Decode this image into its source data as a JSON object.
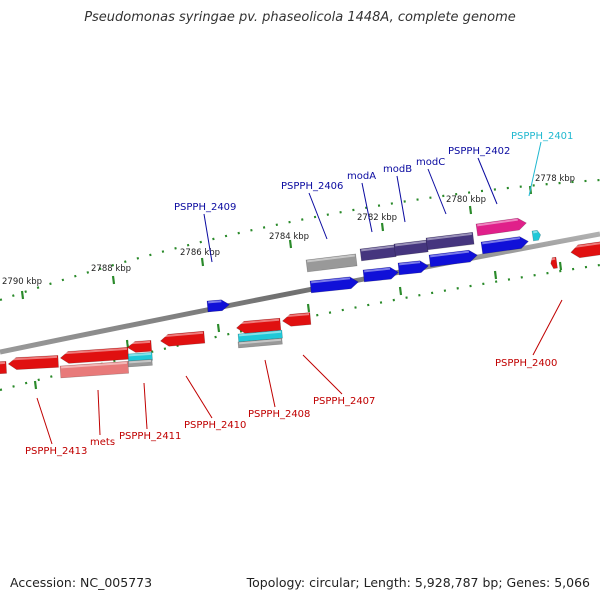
{
  "title": "Pseudomonas syringae pv. phaseolicola 1448A, complete genome",
  "footer": {
    "accession": "Accession: NC_005773",
    "topology": "Topology: circular; Length: 5,928,787 bp; Genes: 5,066"
  },
  "colors": {
    "plus_cds": "#1010d8",
    "minus_cds": "#e01010",
    "pseudo": "#999999",
    "operon_mod": "#45357e",
    "magenta": "#e0208a",
    "cyan": "#20c8d8",
    "pink": "#e87a7a",
    "label_blue": "#0a0aa0",
    "label_red": "#c00000",
    "label_cyan": "#20b8d0",
    "backbone": "#808080",
    "tick": "#2a8a2a"
  },
  "icons": {
    "backbone": "genome-backbone-arc",
    "arrow": "gene-arrow-glyph"
  },
  "ticks": [
    {
      "label": "2778 kbp"
    },
    {
      "label": "2780 kbp"
    },
    {
      "label": "2782 kbp"
    },
    {
      "label": "2784 kbp"
    },
    {
      "label": "2786 kbp"
    },
    {
      "label": "2788 kbp"
    },
    {
      "label": "2790 kbp"
    }
  ],
  "labels": [
    {
      "text": "PSPPH_2401",
      "strand": "plus",
      "color": "cyan"
    },
    {
      "text": "PSPPH_2402",
      "strand": "plus",
      "color": "blue"
    },
    {
      "text": "modC",
      "strand": "plus",
      "color": "blue"
    },
    {
      "text": "modB",
      "strand": "plus",
      "color": "blue"
    },
    {
      "text": "modA",
      "strand": "plus",
      "color": "blue"
    },
    {
      "text": "PSPPH_2406",
      "strand": "plus",
      "color": "blue"
    },
    {
      "text": "PSPPH_2409",
      "strand": "plus",
      "color": "blue"
    },
    {
      "text": "PSPPH_2400",
      "strand": "minus",
      "color": "red"
    },
    {
      "text": "PSPPH_2407",
      "strand": "minus",
      "color": "red"
    },
    {
      "text": "PSPPH_2408",
      "strand": "minus",
      "color": "red"
    },
    {
      "text": "PSPPH_2410",
      "strand": "minus",
      "color": "red"
    },
    {
      "text": "PSPPH_2411",
      "strand": "minus",
      "color": "red"
    },
    {
      "text": "mets",
      "strand": "minus",
      "color": "red"
    },
    {
      "text": "PSPPH_2413",
      "strand": "minus",
      "color": "red"
    }
  ]
}
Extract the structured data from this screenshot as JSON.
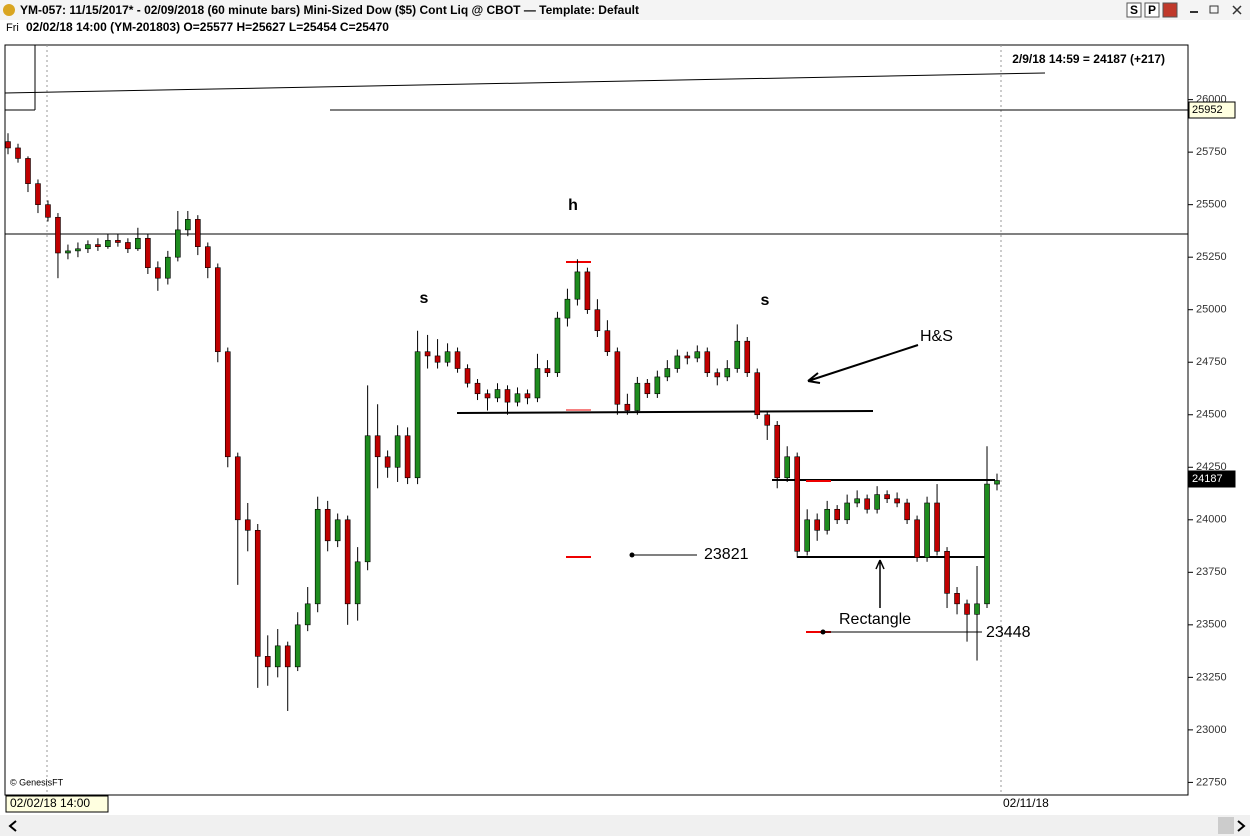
{
  "window_title": "YM-057:  11/15/2017* - 02/09/2018  (60 minute bars)   Mini-Sized Dow ($5) Cont Liq @ CBOT  —  Template: Default",
  "title_buttons": [
    "S",
    "P"
  ],
  "chart_data": {
    "type": "candlestick",
    "info_bar": {
      "day": "Fri",
      "text": "02/02/18 14:00 (YM-201803)  O=25577  H=25627  L=25454  C=25470"
    },
    "status": "2/9/18 14:59 = 24187 (+217)",
    "ohlc": [
      [
        25800,
        25840,
        25740,
        25770
      ],
      [
        25770,
        25790,
        25700,
        25720
      ],
      [
        25720,
        25730,
        25560,
        25600
      ],
      [
        25600,
        25620,
        25460,
        25500
      ],
      [
        25500,
        25520,
        25420,
        25440
      ],
      [
        25440,
        25460,
        25150,
        25270
      ],
      [
        25270,
        25310,
        25240,
        25280
      ],
      [
        25280,
        25320,
        25250,
        25290
      ],
      [
        25290,
        25330,
        25270,
        25310
      ],
      [
        25310,
        25340,
        25280,
        25300
      ],
      [
        25300,
        25360,
        25290,
        25330
      ],
      [
        25330,
        25360,
        25300,
        25320
      ],
      [
        25320,
        25340,
        25270,
        25290
      ],
      [
        25290,
        25390,
        25280,
        25340
      ],
      [
        25340,
        25360,
        25170,
        25200
      ],
      [
        25200,
        25230,
        25090,
        25150
      ],
      [
        25150,
        25280,
        25120,
        25250
      ],
      [
        25250,
        25470,
        25230,
        25380
      ],
      [
        25380,
        25470,
        25350,
        25430
      ],
      [
        25430,
        25450,
        25260,
        25300
      ],
      [
        25300,
        25320,
        25150,
        25200
      ],
      [
        25200,
        25220,
        24750,
        24800
      ],
      [
        24800,
        24820,
        24250,
        24300
      ],
      [
        24300,
        24320,
        23690,
        24000
      ],
      [
        24000,
        24080,
        23850,
        23950
      ],
      [
        23950,
        23980,
        23200,
        23350
      ],
      [
        23350,
        23450,
        23210,
        23300
      ],
      [
        23300,
        23480,
        23250,
        23400
      ],
      [
        23400,
        23420,
        23090,
        23300
      ],
      [
        23300,
        23560,
        23280,
        23500
      ],
      [
        23500,
        23680,
        23470,
        23600
      ],
      [
        23600,
        24110,
        23560,
        24050
      ],
      [
        24050,
        24090,
        23850,
        23900
      ],
      [
        23900,
        24030,
        23870,
        24000
      ],
      [
        24000,
        24020,
        23500,
        23600
      ],
      [
        23600,
        23870,
        23520,
        23800
      ],
      [
        23800,
        24640,
        23760,
        24400
      ],
      [
        24400,
        24550,
        24150,
        24300
      ],
      [
        24300,
        24330,
        24200,
        24250
      ],
      [
        24250,
        24450,
        24180,
        24400
      ],
      [
        24400,
        24440,
        24170,
        24200
      ],
      [
        24200,
        24900,
        24170,
        24800
      ],
      [
        24800,
        24880,
        24720,
        24780
      ],
      [
        24780,
        24860,
        24720,
        24750
      ],
      [
        24750,
        24840,
        24730,
        24800
      ],
      [
        24800,
        24820,
        24700,
        24720
      ],
      [
        24720,
        24740,
        24630,
        24650
      ],
      [
        24650,
        24670,
        24570,
        24600
      ],
      [
        24600,
        24620,
        24520,
        24580
      ],
      [
        24580,
        24650,
        24560,
        24620
      ],
      [
        24620,
        24640,
        24500,
        24560
      ],
      [
        24560,
        24630,
        24540,
        24600
      ],
      [
        24600,
        24620,
        24550,
        24580
      ],
      [
        24580,
        24790,
        24560,
        24720
      ],
      [
        24720,
        24760,
        24680,
        24700
      ],
      [
        24700,
        24990,
        24680,
        24960
      ],
      [
        24960,
        25100,
        24920,
        25050
      ],
      [
        25050,
        25240,
        25020,
        25180
      ],
      [
        25180,
        25200,
        24980,
        25000
      ],
      [
        25000,
        25050,
        24870,
        24900
      ],
      [
        24900,
        24950,
        24780,
        24800
      ],
      [
        24800,
        24820,
        24500,
        24550
      ],
      [
        24550,
        24600,
        24500,
        24520
      ],
      [
        24520,
        24680,
        24500,
        24650
      ],
      [
        24650,
        24670,
        24580,
        24600
      ],
      [
        24600,
        24710,
        24580,
        24680
      ],
      [
        24680,
        24760,
        24660,
        24720
      ],
      [
        24720,
        24810,
        24700,
        24780
      ],
      [
        24780,
        24800,
        24740,
        24770
      ],
      [
        24770,
        24830,
        24750,
        24800
      ],
      [
        24800,
        24820,
        24680,
        24700
      ],
      [
        24700,
        24720,
        24640,
        24680
      ],
      [
        24680,
        24760,
        24660,
        24720
      ],
      [
        24720,
        24930,
        24700,
        24850
      ],
      [
        24850,
        24870,
        24680,
        24700
      ],
      [
        24700,
        24720,
        24480,
        24500
      ],
      [
        24500,
        24520,
        24380,
        24450
      ],
      [
        24450,
        24470,
        24150,
        24200
      ],
      [
        24200,
        24350,
        24180,
        24300
      ],
      [
        24300,
        24320,
        23820,
        23850
      ],
      [
        23850,
        24050,
        23830,
        24000
      ],
      [
        24000,
        24030,
        23900,
        23950
      ],
      [
        23950,
        24090,
        23930,
        24050
      ],
      [
        24050,
        24070,
        23980,
        24000
      ],
      [
        24000,
        24120,
        23980,
        24080
      ],
      [
        24080,
        24140,
        24060,
        24100
      ],
      [
        24100,
        24120,
        24030,
        24050
      ],
      [
        24050,
        24160,
        24030,
        24120
      ],
      [
        24120,
        24140,
        24080,
        24100
      ],
      [
        24100,
        24130,
        24060,
        24080
      ],
      [
        24080,
        24100,
        23980,
        24000
      ],
      [
        24000,
        24020,
        23800,
        23820
      ],
      [
        23820,
        24110,
        23800,
        24080
      ],
      [
        24080,
        24170,
        23830,
        23850
      ],
      [
        23850,
        23870,
        23580,
        23650
      ],
      [
        23650,
        23680,
        23550,
        23600
      ],
      [
        23600,
        23620,
        23420,
        23550
      ],
      [
        23550,
        23780,
        23330,
        23600
      ],
      [
        23600,
        24350,
        23580,
        24170
      ],
      [
        24170,
        24220,
        24140,
        24187
      ]
    ],
    "ylim": [
      22690,
      26260
    ],
    "yticks": [
      22750,
      23000,
      23250,
      23500,
      23750,
      24000,
      24250,
      24500,
      24750,
      25000,
      25250,
      25500,
      25750,
      26000
    ],
    "price_labels": [
      "25952",
      "24187"
    ],
    "annotations": [
      "h",
      "s",
      "s",
      "H&S",
      "23821",
      "Rectangle",
      "23448"
    ],
    "copyright": "© GenesisFT",
    "cursor_date": "02/02/18 14:00",
    "x_label": "02/11/18",
    "colors": {
      "up": "#1e8c1e",
      "down": "#c00000"
    }
  }
}
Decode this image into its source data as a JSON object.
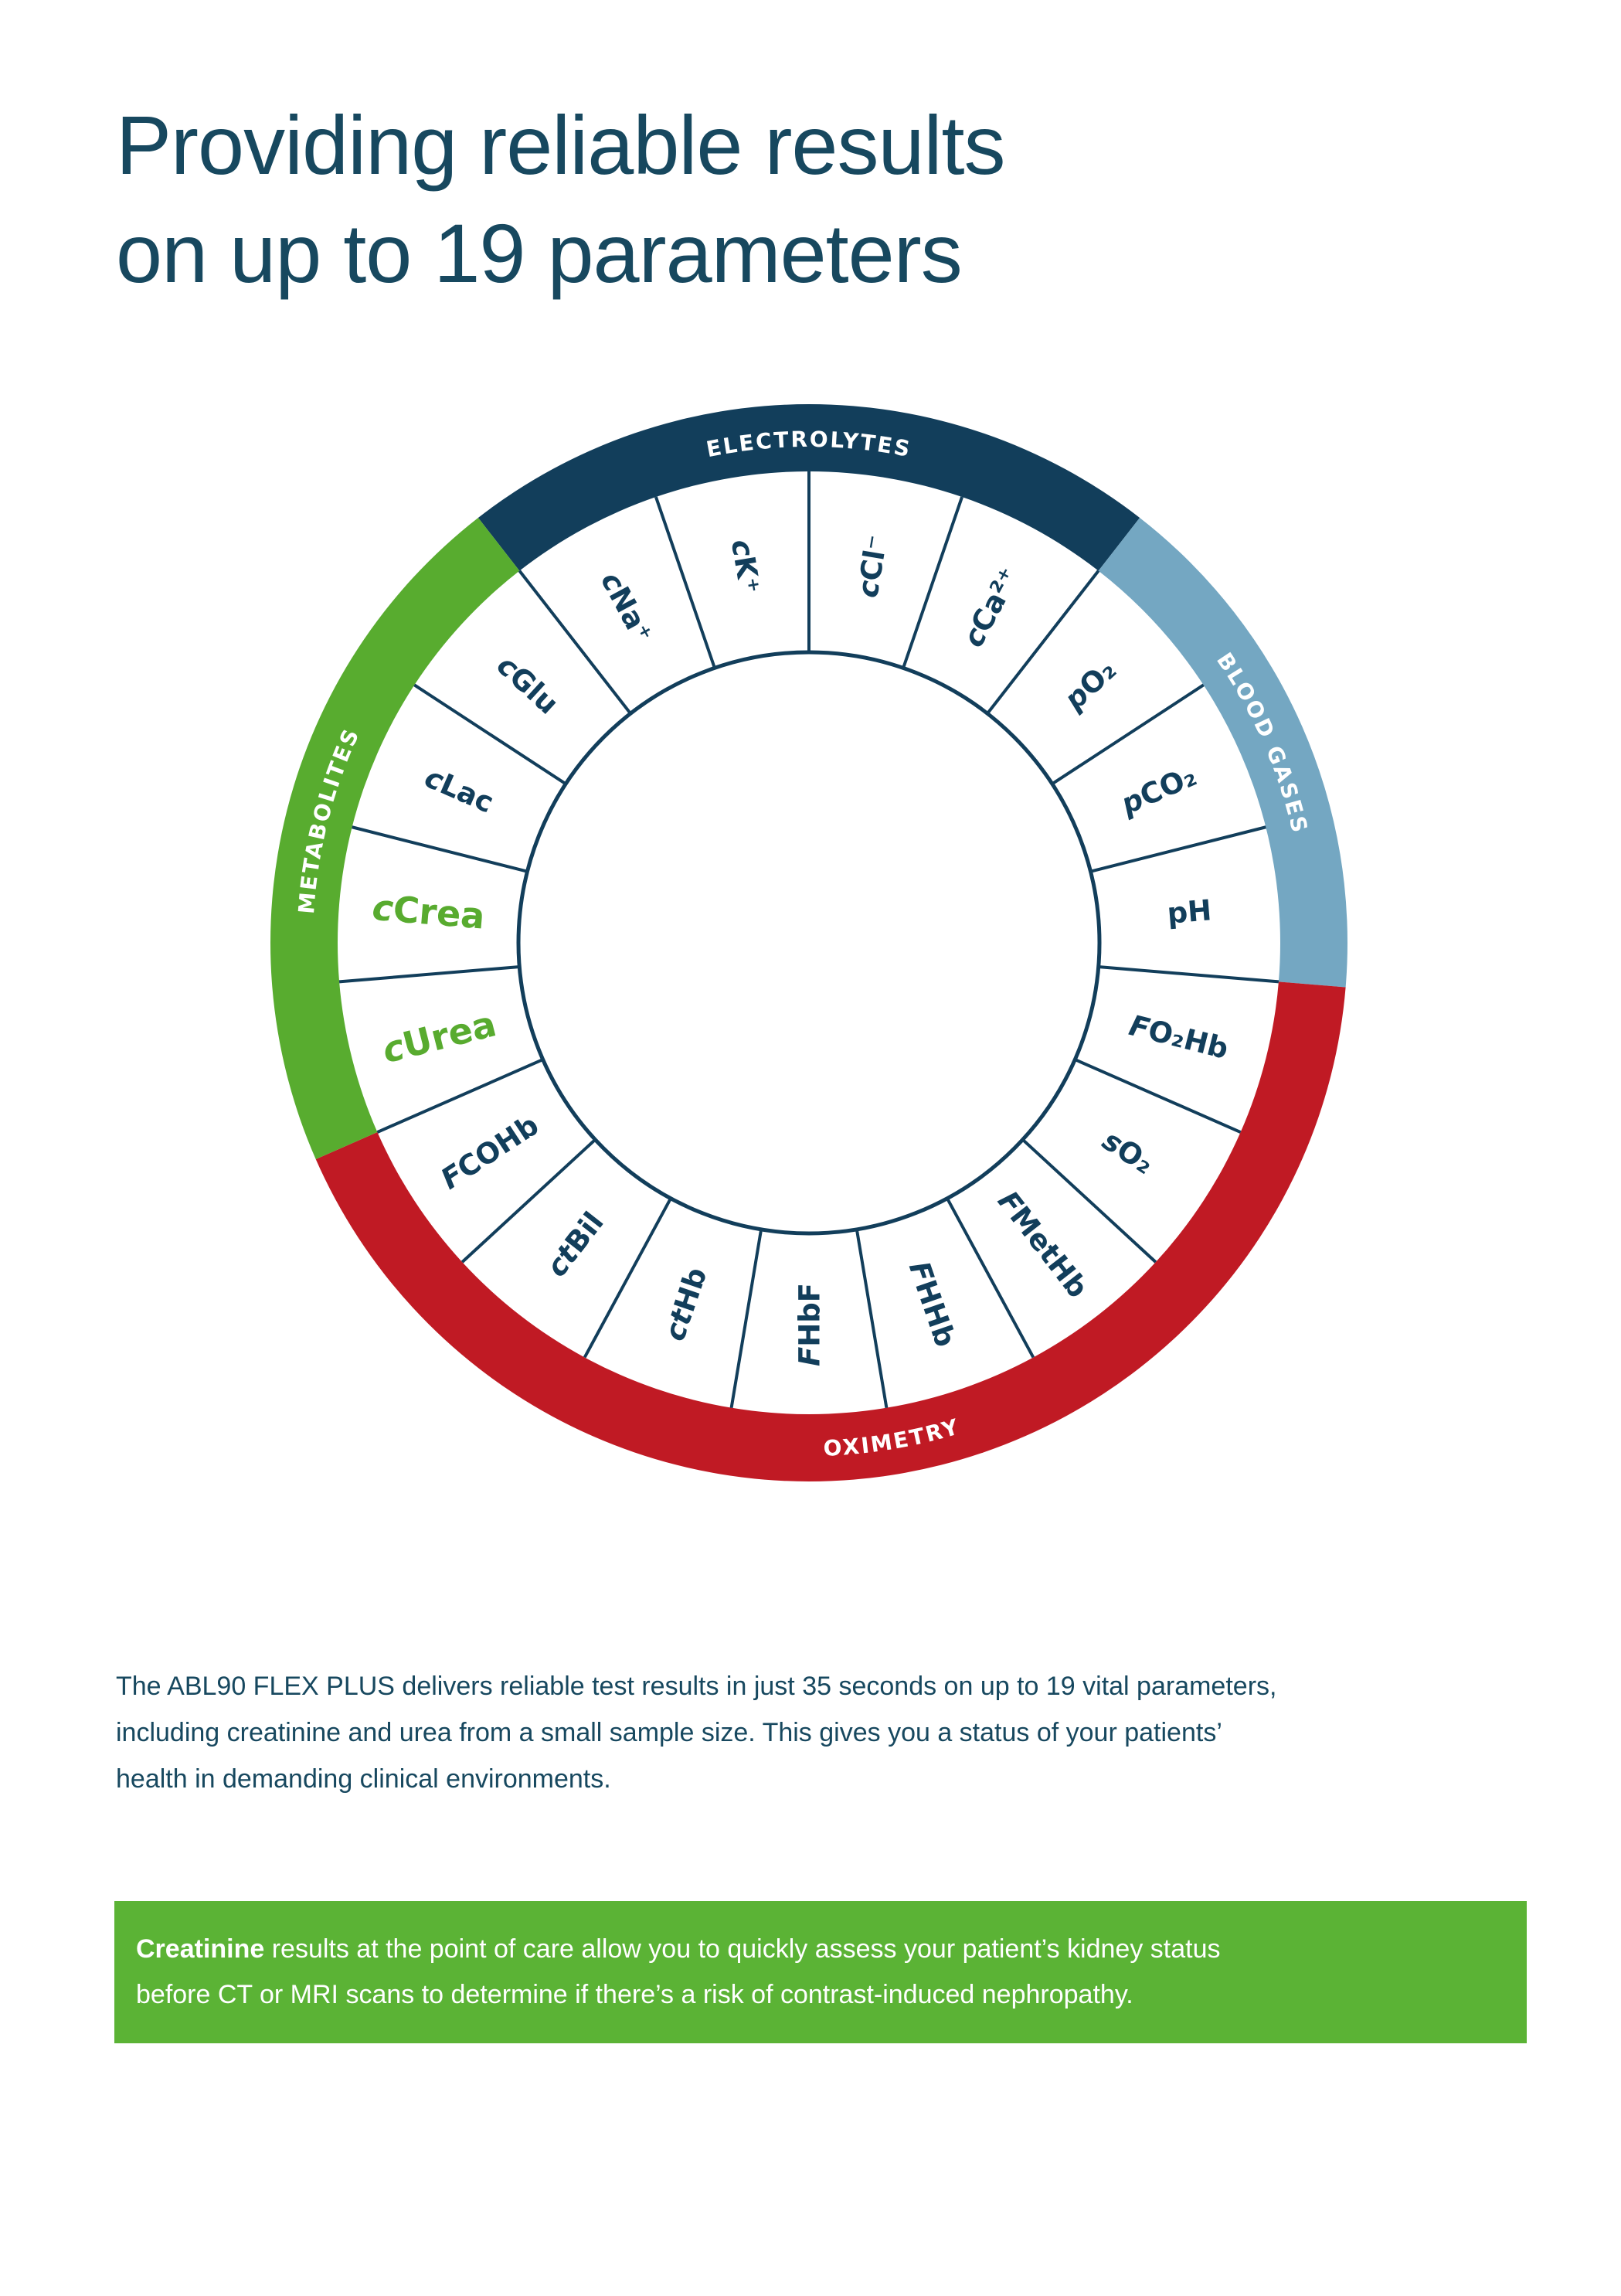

————

• [THE TASK] Wherever "backbone" turns up in the records, copy the whole line.

• [WRITTEN RESPONSE]
    "backbone": "#808080",
    "backbone": "genome-backbone-arc",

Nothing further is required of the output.